== DOCUMENT

Domaine François Chidaine Montlouis Les Tuffeaux 2020

This much-loved 100% Chenin Blanc is drawn from the second, later picks across a range of Chidaine’s old Chenin plots (including the Clos du Volagray, Saint-Martin and Les Grillonnières) that have stony soils which are heavy in yellow limestone. These vines range in age from 30 to 90 years and are always cropped at tiny yields. The wine was vinified in the most natural way possible: using native yeasts, then aged in 600-litre demi-muids for 10 months and bottle unfiltered.

François Chidaine does not produce this cuvée every year, and when he does it should be a case of run, don’t walk. Always one of our favourite Chidaine wines, the new release is a ravishing, tangy example layered with Seville marmalade, lemon curd and fresh ginger notes. Finishing with 14.8 g/L residual, its so spicy and generous but finishes dry and powdery with a savoury lick on the finish. It’s seriously impossible to stop drinking. It sings on its own, or with some charcuterie, but will take you to another realm when paired with Southeast Asian flavours.

====

● **STATED GOAL**: Please write out the passage of the wine description from "This much-loved 100%" to "and bottle unfiltered.". These records have no connection to the wine description above.

== LISTED RECORDS

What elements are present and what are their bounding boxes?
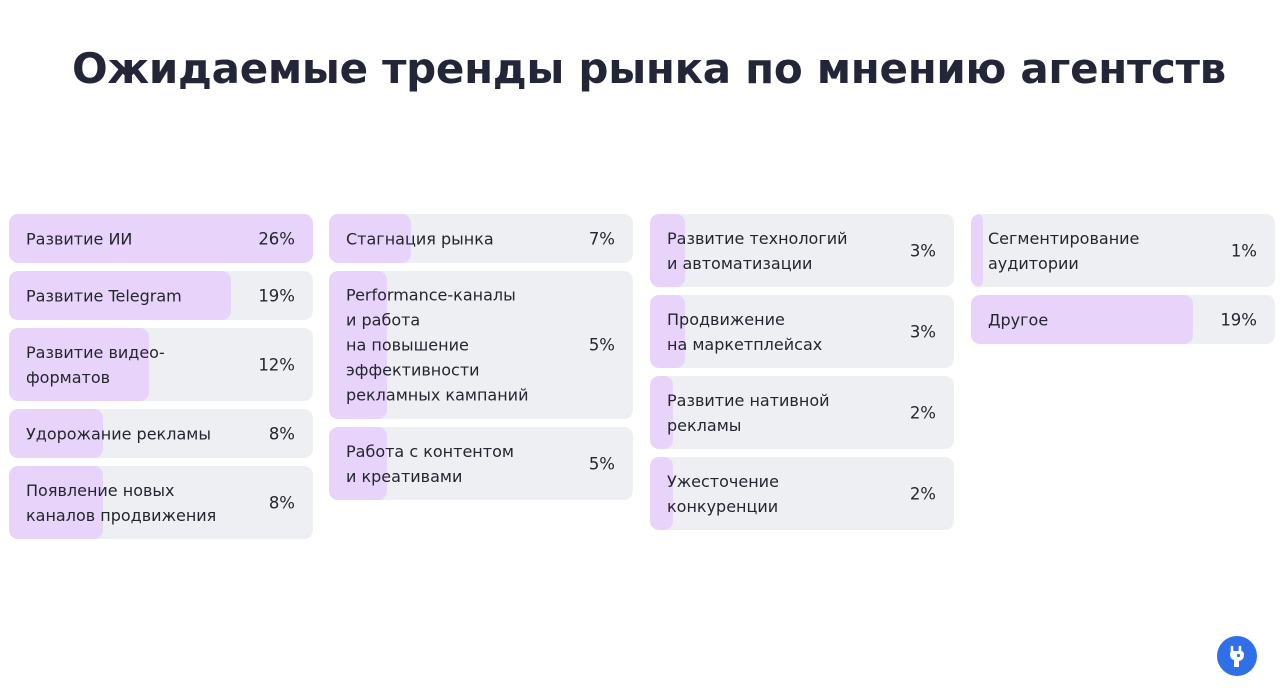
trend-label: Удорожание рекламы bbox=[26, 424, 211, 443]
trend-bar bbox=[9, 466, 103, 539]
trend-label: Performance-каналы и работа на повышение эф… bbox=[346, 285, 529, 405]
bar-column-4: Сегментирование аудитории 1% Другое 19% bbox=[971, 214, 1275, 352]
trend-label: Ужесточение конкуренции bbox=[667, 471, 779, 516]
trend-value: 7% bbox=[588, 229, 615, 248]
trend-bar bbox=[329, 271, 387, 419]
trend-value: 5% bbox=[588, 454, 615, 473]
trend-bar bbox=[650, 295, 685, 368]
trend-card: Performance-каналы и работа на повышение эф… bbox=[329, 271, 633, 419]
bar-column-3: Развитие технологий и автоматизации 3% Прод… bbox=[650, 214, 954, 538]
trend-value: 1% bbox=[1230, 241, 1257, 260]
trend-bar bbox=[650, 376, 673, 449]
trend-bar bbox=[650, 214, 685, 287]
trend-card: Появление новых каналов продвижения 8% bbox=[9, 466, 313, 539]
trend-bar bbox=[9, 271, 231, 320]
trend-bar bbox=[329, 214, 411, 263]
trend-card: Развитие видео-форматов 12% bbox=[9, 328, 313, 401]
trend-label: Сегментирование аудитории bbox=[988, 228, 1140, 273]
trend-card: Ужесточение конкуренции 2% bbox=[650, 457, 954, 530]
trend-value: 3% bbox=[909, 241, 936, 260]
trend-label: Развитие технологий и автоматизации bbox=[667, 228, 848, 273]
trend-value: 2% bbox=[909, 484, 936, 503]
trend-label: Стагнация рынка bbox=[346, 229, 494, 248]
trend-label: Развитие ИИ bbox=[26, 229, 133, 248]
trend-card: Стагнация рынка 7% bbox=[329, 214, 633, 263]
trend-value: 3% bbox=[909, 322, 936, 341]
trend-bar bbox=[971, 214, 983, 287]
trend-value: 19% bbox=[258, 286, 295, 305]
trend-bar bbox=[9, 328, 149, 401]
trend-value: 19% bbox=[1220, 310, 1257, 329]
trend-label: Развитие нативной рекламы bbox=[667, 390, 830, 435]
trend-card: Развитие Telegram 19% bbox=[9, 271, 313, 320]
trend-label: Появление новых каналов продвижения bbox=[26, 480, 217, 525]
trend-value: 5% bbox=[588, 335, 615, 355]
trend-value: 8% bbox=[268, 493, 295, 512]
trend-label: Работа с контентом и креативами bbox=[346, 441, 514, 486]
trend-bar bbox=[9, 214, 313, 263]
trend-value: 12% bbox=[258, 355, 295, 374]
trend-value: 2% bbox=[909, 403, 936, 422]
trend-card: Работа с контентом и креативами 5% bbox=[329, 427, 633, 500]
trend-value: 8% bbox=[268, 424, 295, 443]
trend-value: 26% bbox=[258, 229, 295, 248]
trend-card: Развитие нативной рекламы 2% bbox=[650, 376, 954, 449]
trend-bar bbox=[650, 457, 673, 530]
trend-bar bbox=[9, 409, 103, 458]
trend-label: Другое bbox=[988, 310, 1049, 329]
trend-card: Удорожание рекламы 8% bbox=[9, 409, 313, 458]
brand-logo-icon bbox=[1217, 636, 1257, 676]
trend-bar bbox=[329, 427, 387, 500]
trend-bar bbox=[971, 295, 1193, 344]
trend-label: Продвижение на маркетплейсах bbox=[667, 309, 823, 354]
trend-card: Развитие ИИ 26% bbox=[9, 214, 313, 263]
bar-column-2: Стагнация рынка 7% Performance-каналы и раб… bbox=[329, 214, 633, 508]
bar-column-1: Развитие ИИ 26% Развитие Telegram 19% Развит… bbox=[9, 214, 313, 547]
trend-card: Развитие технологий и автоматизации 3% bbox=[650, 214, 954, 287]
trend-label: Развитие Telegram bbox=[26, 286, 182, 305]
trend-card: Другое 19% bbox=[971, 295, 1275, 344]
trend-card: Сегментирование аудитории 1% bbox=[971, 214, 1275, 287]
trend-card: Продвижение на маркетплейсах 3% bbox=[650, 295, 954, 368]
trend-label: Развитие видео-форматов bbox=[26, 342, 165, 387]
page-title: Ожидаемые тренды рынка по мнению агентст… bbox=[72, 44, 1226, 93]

====
== LISTED RECORDS

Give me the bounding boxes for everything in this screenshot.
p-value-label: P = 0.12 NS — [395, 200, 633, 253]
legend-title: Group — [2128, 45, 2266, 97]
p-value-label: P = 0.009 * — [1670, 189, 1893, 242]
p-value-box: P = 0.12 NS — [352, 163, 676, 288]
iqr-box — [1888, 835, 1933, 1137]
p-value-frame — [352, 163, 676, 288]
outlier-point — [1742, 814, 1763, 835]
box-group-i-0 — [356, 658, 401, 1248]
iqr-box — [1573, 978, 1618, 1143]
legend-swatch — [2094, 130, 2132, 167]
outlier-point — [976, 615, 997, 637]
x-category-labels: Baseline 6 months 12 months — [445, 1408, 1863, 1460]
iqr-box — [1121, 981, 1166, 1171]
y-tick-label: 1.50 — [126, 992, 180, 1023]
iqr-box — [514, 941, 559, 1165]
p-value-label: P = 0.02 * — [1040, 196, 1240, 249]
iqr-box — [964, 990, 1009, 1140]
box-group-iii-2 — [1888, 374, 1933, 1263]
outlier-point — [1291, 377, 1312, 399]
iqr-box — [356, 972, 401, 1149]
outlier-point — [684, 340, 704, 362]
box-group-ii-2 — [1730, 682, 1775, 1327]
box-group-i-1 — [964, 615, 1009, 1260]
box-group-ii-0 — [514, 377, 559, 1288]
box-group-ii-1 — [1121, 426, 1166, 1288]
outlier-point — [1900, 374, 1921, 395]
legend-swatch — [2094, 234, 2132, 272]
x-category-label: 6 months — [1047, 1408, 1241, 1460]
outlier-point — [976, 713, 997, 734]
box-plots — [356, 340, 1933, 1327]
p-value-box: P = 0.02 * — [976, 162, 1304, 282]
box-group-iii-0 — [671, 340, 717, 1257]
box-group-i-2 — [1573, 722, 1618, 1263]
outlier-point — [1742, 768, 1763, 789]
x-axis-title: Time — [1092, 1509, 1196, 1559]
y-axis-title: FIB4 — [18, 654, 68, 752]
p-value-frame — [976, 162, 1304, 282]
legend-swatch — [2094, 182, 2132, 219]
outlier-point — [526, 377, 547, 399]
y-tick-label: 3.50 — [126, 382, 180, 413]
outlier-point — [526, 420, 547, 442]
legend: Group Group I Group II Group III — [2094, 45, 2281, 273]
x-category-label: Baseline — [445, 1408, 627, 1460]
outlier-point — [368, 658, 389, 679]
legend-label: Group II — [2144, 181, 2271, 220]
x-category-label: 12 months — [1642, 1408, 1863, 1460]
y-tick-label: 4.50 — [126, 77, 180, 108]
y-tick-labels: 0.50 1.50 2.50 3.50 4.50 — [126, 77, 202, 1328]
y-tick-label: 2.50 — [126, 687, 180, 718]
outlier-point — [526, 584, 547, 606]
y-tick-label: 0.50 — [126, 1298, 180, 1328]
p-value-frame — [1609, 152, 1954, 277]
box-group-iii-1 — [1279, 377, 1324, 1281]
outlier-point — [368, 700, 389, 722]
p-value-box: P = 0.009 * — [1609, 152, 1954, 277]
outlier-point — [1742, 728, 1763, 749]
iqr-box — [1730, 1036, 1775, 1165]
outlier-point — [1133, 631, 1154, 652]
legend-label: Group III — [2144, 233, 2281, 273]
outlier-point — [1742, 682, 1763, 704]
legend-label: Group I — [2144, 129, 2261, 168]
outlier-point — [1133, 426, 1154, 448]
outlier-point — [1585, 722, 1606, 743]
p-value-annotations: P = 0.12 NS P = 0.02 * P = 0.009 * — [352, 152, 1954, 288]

====
== LISTED RECORDS

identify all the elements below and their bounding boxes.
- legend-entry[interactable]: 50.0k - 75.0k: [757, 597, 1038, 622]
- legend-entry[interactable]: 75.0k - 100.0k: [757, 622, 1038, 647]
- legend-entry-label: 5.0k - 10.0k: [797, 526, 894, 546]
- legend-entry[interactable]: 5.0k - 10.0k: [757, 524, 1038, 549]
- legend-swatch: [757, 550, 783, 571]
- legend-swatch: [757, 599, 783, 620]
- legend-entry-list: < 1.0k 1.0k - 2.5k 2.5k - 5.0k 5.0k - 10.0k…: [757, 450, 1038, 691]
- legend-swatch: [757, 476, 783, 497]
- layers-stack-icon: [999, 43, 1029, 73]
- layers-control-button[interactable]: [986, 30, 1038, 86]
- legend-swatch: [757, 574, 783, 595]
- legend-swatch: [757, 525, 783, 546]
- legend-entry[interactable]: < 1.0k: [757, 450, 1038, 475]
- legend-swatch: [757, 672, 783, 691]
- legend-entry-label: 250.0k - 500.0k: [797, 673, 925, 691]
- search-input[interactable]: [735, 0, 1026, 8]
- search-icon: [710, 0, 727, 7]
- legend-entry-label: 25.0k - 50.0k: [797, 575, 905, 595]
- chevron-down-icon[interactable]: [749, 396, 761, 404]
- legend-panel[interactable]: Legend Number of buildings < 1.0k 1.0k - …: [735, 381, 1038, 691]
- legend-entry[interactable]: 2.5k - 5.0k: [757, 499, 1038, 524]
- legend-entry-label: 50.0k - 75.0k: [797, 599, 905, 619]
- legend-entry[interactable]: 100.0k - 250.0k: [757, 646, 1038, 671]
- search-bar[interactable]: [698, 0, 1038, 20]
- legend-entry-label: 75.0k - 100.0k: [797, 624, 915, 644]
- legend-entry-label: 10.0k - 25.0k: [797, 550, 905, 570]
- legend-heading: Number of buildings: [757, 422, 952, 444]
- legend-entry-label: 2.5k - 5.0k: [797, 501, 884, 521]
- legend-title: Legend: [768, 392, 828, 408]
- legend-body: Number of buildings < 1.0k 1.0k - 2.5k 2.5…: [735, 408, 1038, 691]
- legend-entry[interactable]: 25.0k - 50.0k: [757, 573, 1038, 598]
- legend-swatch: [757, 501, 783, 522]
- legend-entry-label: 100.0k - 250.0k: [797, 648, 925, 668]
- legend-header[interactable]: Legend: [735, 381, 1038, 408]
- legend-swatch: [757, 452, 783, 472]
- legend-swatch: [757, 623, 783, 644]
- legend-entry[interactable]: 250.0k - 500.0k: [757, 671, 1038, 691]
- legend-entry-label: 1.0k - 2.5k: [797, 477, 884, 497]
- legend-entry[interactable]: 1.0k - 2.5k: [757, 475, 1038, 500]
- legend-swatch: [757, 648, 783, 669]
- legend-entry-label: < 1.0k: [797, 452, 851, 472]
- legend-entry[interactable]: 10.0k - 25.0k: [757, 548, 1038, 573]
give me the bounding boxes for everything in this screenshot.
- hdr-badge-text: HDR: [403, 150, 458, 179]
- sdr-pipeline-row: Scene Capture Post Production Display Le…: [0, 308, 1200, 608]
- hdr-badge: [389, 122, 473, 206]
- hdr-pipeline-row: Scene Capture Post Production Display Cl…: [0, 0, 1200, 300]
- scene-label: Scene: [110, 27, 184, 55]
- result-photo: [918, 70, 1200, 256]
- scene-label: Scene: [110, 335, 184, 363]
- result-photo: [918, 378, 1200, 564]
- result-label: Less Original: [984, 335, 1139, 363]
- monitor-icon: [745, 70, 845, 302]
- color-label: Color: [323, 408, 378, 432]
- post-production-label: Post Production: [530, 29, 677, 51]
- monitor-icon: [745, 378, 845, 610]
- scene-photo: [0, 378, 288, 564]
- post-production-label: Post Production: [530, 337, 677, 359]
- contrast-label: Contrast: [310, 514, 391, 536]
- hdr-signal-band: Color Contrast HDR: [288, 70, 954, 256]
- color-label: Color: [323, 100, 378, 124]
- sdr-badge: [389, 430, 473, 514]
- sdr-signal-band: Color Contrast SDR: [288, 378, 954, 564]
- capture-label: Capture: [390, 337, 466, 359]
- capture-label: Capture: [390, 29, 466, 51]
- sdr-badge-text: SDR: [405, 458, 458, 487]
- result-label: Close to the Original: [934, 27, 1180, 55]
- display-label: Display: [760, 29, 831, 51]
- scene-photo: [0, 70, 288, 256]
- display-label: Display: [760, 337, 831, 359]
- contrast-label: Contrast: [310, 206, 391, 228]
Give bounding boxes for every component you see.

====

● **REPLY**:
This much-loved 100% Chenin Blanc is drawn from the second, later picks across a range of Chidaine’s old Chenin plots (including the Clos du Volagray, Saint-Martin and Les Grillonnières) that have stony soils which are heavy in yellow limestone. These vines range in age from 30 to 90 years and are always cropped at tiny yields. The wine was vinified in the most natural way possible: using native yeasts, then aged in 600-litre demi-muids for 10 months and bottle unfiltered.